● Problem statement
Each record that follows should be repeated exactly, minus any images.

● Input material
◆ ◆ ◆
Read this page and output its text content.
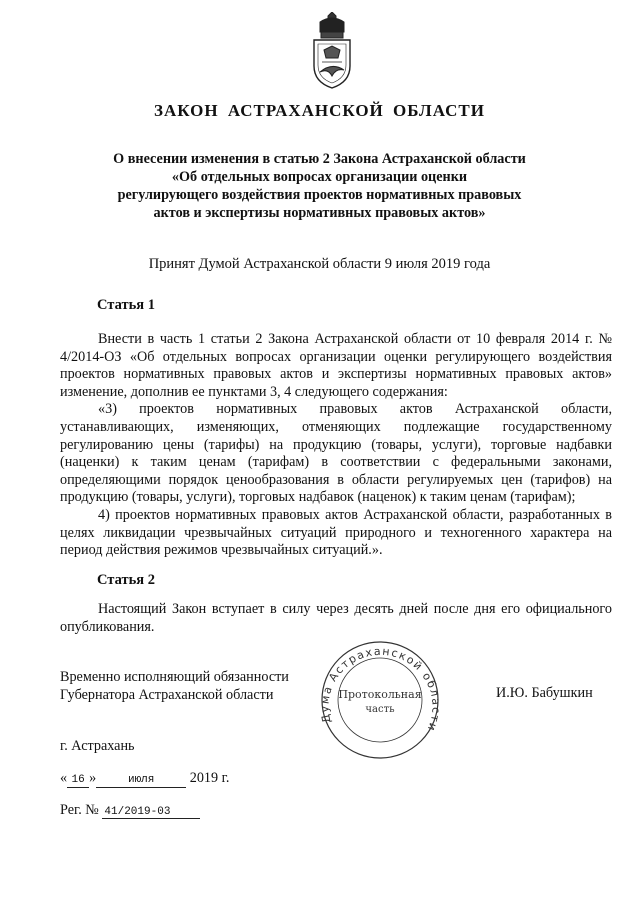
ЗАКОН АСТРАХАНСКОЙ ОБЛАСТИ
О внесении изменения в статью 2 Закона Астраханской области
«Об отдельных вопросах организации оценки
регулирующего воздействия проектов нормативных правовых
актов и экспертизы нормативных правовых актов»
Принят Думой Астраханской области 9 июля 2019 года
Статья 1

Внести в часть 1 статьи 2 Закона Астраханской области от 10 февраля 2014 г. № 4/2014-ОЗ «Об отдельных вопросах организации оценки регулирующего воздействия проектов нормативных правовых актов и экспертизы нормативных правовых актов» изменение, дополнив ее пунктами 3, 4 следующего содержания:

«3) проектов нормативных правовых актов Астраханской области, устанавливающих, изменяющих, отменяющих подлежащие государственному регулированию цены (тарифы) на продукцию (товары, услуги), торговые надбавки (наценки) к таким ценам (тарифам) в соответствии с федеральными законами, определяющими порядок ценообразования в области регулируемых цен (тарифов) на продукцию (товары, услуги), торговых надбавок (наценок) к таким ценам (тарифам);

4) проектов нормативных правовых актов Астраханской области, разработанных в целях ликвидации чрезвычайных ситуаций природного и техногенного характера на период действия режимов чрезвычайных ситуаций.».

Статья 2

Настоящий Закон вступает в силу через десять дней после дня его официального опубликования.

Временно исполняющий обязанности
Губернатора Астраханской области
Дума Астраханской области
Протокольная
часть
И.Ю. Бабушкин
г. Астрахань
« 16 »	июля 2019 г.
Рег. № 41/2019-03
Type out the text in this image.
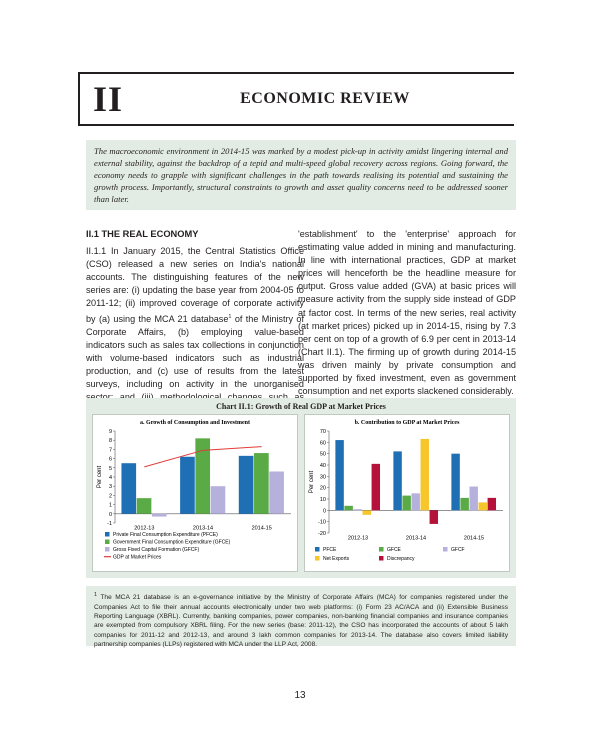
II	ECONOMIC REVIEW
The macroeconomic environment in 2014-15 was marked by a modest pick-up in activity amidst lingering internal and external stability, against the backdrop of a tepid and multi-speed global recovery across regions. Going forward, the economy needs to grapple with significant challenges in the path towards realising its potential and sustaining the growth process. Importantly, structural constraints to growth and asset quality concerns need to be addressed sooner than later.
II.1 THE REAL ECONOMY

II.1.1 In January 2015, the Central Statistics Office (CSO) released a new series on India's national accounts. The distinguishing features of the new series are: (i) updating the base year from 2004-05 to 2011-12; (ii) improved coverage of corporate activity by (a) using the MCA 21 database$^1$ of the Ministry of Corporate Affairs, (b) employing value-based indicators such as sales tax collections in conjunction with volume-based indicators such as industrial production, and (c) use of results from the latest surveys, including on activity in the unorganised

'establishment' to the 'enterprise' approach for estimating value added in mining and manufacturing. In line with international practices, GDP at market prices will henceforth be the headline measure for output. Gross value added (GVA) at basic prices will measure activity from the supply side instead of GDP at factor cost. In terms of the new series, real activity (at market prices) picked up in 2014-15, rising by 7.3 per cent on top of a growth of 6.9 per cent in 2013-14 (Chart II.1). The firming up of growth during 2014-15 was driven mainly by private consumption and supported by fixed investment, even as government consumption and net exports slackened considerably.

Chart II.1: Growth of Real GDP at Market Prices
a. Growth of Consumption and Investment
-1
0
1
2
3
4
5
6
7
8
9
Per cent
2012-13	2013-14	2014-15
Private Final Consumption Expenditure (PFCE)
Government Final Consumption Expenditure (GFCE)
Gross Fixed Capital Formation (GFCF)
GDP at Market Prices
b. Contribution to GDP at Market Prices
-20
-10
0
10
20
30
40
50
60
70
Per cent
2012-13	2013-14	2014-15
PFCE	GFCE	GFCF
Net Exports	Discrepancy
$^1$ The MCA 21 database is an e-governance initiative by the Ministry of Corporate Affairs (MCA) for companies registered under the Companies Act to file their annual accounts electronically under two web platforms: (i) Form 23 AC/ACA and (ii) Extensible Business Reporting Language (XBRL). Currently, banking companies, power companies, non-banking financial companies and insurance companies are exempted from compulsory XBRL filing. For the new series (base: 2011-12), the CSO has incorporated the accounts of about 5 lakh companies for 2011-12 and 2012-13, and around 3 lakh common companies for 2013-14. The database also covers limited liability partnership companies (LLPs) registered with MCA under the LLP Act, 2008.
13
◆ ◆ ◆
● Task output
Read this page and output its text content.
ЗАКОН АСТРАХАНСКОЙ ОБЛАСТИ
О внесении изменения в статью 2 Закона Астраханской области
«Об отдельных вопросах организации оценки
регулирующего воздействия проектов нормативных правовых
актов и экспертизы нормативных правовых актов»
Принят Думой Астраханской области 9 июля 2019 года
Статья 1

Внести в часть 1 статьи 2 Закона Астраханской области от 10 февраля 2014 г. № 4/2014-ОЗ «Об отдельных вопросах организации оценки регулирующего воздействия проектов нормативных правовых актов и экспертизы нормативных правовых актов» изменение, дополнив ее пунктами 3, 4 следующего содержания:

«3) проектов нормативных правовых актов Астраханской области, устанавливающих, изменяющих, отменяющих подлежащие государственному регулированию цены (тарифы) на продукцию (товары, услуги), торговые надбавки (наценки) к таким ценам (тарифам) в соответствии с федеральными законами, определяющими порядок ценообразования в области регулируемых цен (тарифов) на продукцию (товары, услуги), торговых надбавок (наценок) к таким ценам (тарифам);

4) проектов нормативных правовых актов Астраханской области, разработанных в целях ликвидации чрезвычайных ситуаций природного и техногенного характера на период действия режимов чрезвычайных ситуаций.».

Статья 2

Настоящий Закон вступает в силу через десять дней после дня его официального опубликования.

Временно исполняющий обязанности
Губернатора Астраханской области
Дума Астраханской области
Протокольная
часть
И.Ю. Бабушкин
г. Астрахань
« 16 »	июля 2019 г.
Рег. № 41/2019-03
Type out the text in this image.
II	ECONOMIC REVIEW
The macroeconomic environment in 2014-15 was marked by a modest pick-up in activity amidst lingering internal and external stability, against the backdrop of a tepid and multi-speed global recovery across regions. Going forward, the economy needs to grapple with significant challenges in the path towards realising its potential and sustaining the growth process. Importantly, structural constraints to growth and asset quality concerns need to be addressed sooner than later.
II.1 THE REAL ECONOMY

II.1.1 In January 2015, the Central Statistics Office (CSO) released a new series on India's national accounts. The distinguishing features of the new series are: (i) updating the base year from 2004-05 to 2011-12; (ii) improved coverage of corporate activity by (a) using the MCA 21 database$^1$ of the Ministry of Corporate Affairs, (b) employing value-based indicators such as sales tax collections in conjunction with volume-based indicators such as industrial production, and (c) use of results from the latest surveys, including on activity in the unorganised

'establishment' to the 'enterprise' approach for estimating value added in mining and manufacturing. In line with international practices, GDP at market prices will henceforth be the headline measure for output. Gross value added (GVA) at basic prices will measure activity from the supply side instead of GDP at factor cost. In terms of the new series, real activity (at market prices) picked up in 2014-15, rising by 7.3 per cent on top of a growth of 6.9 per cent in 2013-14 (Chart II.1). The firming up of growth during 2014-15 was driven mainly by private consumption and supported by fixed investment, even as government consumption and net exports slackened considerably.

Chart II.1: Growth of Real GDP at Market Prices
a. Growth of Consumption and Investment
-1
0
1
2
3
4
5
6
7
8
9
Per cent
2012-13	2013-14	2014-15
Private Final Consumption Expenditure (PFCE)
Government Final Consumption Expenditure (GFCE)
Gross Fixed Capital Formation (GFCF)
GDP at Market Prices
b. Contribution to GDP at Market Prices
-20
-10
0
10
20
30
40
50
60
70
Per cent
2012-13	2013-14	2014-15
PFCE	GFCE	GFCF
Net Exports	Discrepancy
$^1$ The MCA 21 database is an e-governance initiative by the Ministry of Corporate Affairs (MCA) for companies registered under the Companies Act to file their annual accounts electronically under two web platforms: (i) Form 23 AC/ACA and (ii) Extensible Business Reporting Language (XBRL). Currently, banking companies, power companies, non-banking financial companies and insurance companies are exempted from compulsory XBRL filing. For the new series (base: 2011-12), the CSO has incorporated the accounts of about 5 lakh companies for 2011-12 and 2012-13, and around 3 lakh common companies for 2013-14. The database also covers limited liability partnership companies (LLPs) registered with MCA under the LLP Act, 2008.
13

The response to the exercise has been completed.